### Description of the task:
Exactly how many lines have the word "JSON"? Answer with the bare number.

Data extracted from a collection
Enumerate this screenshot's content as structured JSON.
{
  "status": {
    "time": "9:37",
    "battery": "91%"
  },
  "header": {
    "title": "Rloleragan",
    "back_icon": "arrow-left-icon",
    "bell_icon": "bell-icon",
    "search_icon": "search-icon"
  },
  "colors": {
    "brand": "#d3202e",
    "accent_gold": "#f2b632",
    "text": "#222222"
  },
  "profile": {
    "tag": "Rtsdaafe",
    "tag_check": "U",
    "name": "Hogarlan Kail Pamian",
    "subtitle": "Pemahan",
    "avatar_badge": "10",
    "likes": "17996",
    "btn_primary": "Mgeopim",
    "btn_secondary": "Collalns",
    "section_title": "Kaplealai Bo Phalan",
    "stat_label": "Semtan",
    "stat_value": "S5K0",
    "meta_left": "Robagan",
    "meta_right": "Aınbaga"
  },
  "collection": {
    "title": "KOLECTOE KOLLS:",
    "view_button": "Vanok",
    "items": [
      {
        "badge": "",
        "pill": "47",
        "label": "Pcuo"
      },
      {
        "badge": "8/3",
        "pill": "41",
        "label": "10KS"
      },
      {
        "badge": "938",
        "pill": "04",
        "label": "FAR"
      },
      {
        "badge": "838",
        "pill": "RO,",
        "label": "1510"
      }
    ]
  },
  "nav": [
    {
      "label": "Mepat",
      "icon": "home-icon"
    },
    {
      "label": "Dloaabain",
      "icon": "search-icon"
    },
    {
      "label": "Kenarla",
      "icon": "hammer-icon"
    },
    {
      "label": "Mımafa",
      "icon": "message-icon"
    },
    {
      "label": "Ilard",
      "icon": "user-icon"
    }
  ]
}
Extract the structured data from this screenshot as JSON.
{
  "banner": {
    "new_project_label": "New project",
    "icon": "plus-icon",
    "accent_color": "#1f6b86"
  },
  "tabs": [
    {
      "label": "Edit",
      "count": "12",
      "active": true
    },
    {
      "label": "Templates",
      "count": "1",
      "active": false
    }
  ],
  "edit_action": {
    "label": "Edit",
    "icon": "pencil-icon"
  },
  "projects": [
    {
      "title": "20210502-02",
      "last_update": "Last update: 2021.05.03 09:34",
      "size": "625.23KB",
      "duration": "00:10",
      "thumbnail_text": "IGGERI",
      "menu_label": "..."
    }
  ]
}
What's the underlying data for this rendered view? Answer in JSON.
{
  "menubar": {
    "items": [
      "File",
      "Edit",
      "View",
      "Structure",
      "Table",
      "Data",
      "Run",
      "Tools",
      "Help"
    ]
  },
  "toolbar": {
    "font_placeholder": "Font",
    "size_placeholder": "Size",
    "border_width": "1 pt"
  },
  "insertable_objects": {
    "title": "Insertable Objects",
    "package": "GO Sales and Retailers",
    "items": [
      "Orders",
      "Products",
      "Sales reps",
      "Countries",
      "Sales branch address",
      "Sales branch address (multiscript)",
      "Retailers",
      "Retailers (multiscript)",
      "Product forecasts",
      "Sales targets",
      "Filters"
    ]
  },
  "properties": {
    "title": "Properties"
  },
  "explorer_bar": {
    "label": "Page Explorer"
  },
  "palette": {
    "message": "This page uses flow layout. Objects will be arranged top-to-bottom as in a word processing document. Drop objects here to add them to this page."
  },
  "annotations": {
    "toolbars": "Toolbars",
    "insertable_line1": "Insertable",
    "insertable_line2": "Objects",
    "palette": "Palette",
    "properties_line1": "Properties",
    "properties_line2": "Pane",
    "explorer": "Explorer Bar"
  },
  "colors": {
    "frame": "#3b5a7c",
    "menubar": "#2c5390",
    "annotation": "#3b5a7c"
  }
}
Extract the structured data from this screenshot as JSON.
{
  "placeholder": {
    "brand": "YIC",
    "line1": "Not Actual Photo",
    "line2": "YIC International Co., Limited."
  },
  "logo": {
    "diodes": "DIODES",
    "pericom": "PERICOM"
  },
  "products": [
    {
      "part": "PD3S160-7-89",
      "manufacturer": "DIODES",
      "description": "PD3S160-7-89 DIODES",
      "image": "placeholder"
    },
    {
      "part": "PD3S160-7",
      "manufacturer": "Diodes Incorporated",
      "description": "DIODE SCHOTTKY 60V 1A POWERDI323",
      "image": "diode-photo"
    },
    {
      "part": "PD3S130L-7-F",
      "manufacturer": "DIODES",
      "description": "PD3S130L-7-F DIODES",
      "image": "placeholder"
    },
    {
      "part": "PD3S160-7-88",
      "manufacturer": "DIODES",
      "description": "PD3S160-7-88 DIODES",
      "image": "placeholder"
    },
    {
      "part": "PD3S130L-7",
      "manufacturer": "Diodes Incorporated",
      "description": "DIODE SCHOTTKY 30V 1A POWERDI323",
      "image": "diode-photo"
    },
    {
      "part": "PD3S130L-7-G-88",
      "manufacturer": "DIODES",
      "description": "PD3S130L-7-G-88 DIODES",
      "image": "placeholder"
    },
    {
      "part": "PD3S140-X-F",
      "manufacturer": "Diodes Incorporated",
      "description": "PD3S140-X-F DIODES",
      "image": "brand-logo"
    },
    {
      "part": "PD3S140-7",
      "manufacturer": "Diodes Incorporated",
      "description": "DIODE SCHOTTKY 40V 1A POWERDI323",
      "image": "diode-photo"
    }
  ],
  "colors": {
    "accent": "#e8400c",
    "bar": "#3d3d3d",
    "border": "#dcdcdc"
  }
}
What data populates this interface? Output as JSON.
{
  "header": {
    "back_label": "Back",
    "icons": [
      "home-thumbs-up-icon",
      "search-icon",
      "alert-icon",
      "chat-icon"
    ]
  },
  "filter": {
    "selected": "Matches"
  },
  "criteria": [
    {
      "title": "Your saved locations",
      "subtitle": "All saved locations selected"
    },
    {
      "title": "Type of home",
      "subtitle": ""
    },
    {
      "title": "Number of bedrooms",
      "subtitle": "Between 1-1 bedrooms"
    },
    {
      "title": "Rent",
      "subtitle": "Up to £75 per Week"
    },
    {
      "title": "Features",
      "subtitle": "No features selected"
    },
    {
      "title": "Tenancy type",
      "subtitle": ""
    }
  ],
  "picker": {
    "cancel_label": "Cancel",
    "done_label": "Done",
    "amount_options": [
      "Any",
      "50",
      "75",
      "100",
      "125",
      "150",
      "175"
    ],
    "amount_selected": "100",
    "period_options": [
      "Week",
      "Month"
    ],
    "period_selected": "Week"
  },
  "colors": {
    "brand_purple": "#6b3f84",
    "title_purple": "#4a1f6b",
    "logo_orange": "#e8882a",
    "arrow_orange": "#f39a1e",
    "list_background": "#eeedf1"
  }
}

### Right answer:
5